Entries taken from a collection
····················
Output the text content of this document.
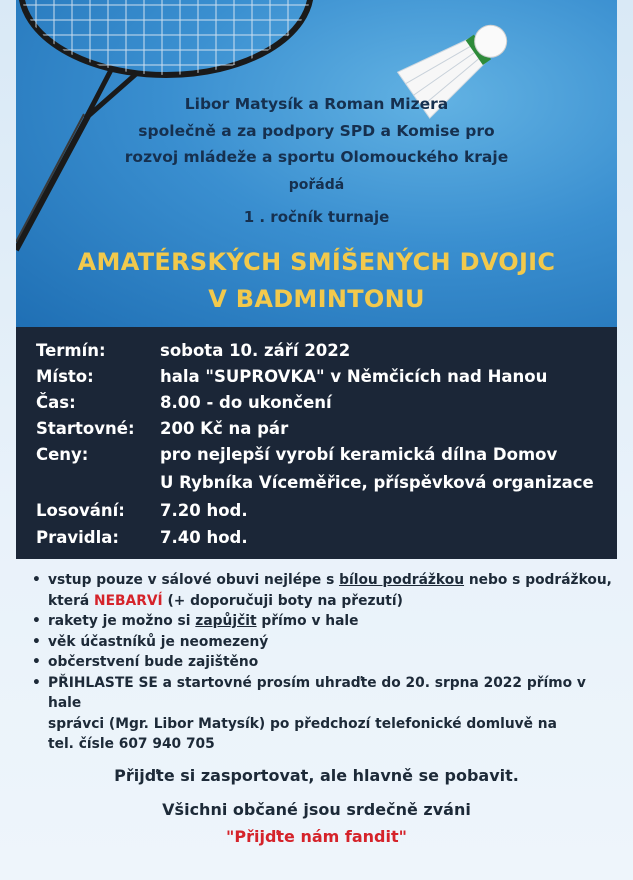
Libor Matysík a Roman Mizera
společně a za podpory SPD a Komise pro
rozvoj mládeže a sportu Olomouckého kraje
pořádá
1 . ročník turnaje
AMATÉRSKÝCH SMÍŠENÝCH DVOJIC
V BADMINTONU
Termín:	sobota 10. září 2022
Místo:	hala "SUPROVKA" v Němčicích nad Hanou
Čas:	8.00 - do ukončení
Startovné: 200 Kč na pár
Ceny:	pro nejlepší vyrobí keramická dílna Domov
U Rybníka Víceměřice, příspěvková organizace
Losování: 7.20 hod.
Pravidla: 7.40 hod.
• vstup pouze v sálové obuvi nejlépe s bílou podrážkou nebo s podrážkou,
která NEBARVÍ (+ doporučuji boty na přezutí)
• rakety je možno si zapůjčit přímo v hale
• věk účastníků je neomezený
• občerstvení bude zajištěno
• PŘIHLASTE SE a startovné prosím uhraďte do 20. srpna 2022 přímo v hale
správci (Mgr. Libor Matysík) po předchozí telefonické domluvě na
tel. čísle 607 940 705
Přijďte si zasportovat, ale hlavně se pobavit.
Všichni občané jsou srdečně zváni
"Přijďte nám fandit"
····················
# Task instructions:
Set down the complete material exactly, but do not include the images.

# Output for this exercise:
Output the text content of this document.
Libor Matysík a Roman Mizera
společně a za podpory SPD a Komise pro
rozvoj mládeže a sportu Olomouckého kraje
pořádá
1 . ročník turnaje
AMATÉRSKÝCH SMÍŠENÝCH DVOJIC
V BADMINTONU
Termín:	sobota 10. září 2022
Místo:	hala "SUPROVKA" v Němčicích nad Hanou
Čas:	8.00 - do ukončení
Startovné: 200 Kč na pár
Ceny:	pro nejlepší vyrobí keramická dílna Domov
U Rybníka Víceměřice, příspěvková organizace
Losování: 7.20 hod.
Pravidla: 7.40 hod.
• vstup pouze v sálové obuvi nejlépe s bílou podrážkou nebo s podrážkou,
která NEBARVÍ (+ doporučuji boty na přezutí)
• rakety je možno si zapůjčit přímo v hale
• věk účastníků je neomezený
• občerstvení bude zajištěno
• PŘIHLASTE SE a startovné prosím uhraďte do 20. srpna 2022 přímo v hale
správci (Mgr. Libor Matysík) po předchozí telefonické domluvě na
tel. čísle 607 940 705
Přijďte si zasportovat, ale hlavně se pobavit.
Všichni občané jsou srdečně zváni
"Přijďte nám fandit"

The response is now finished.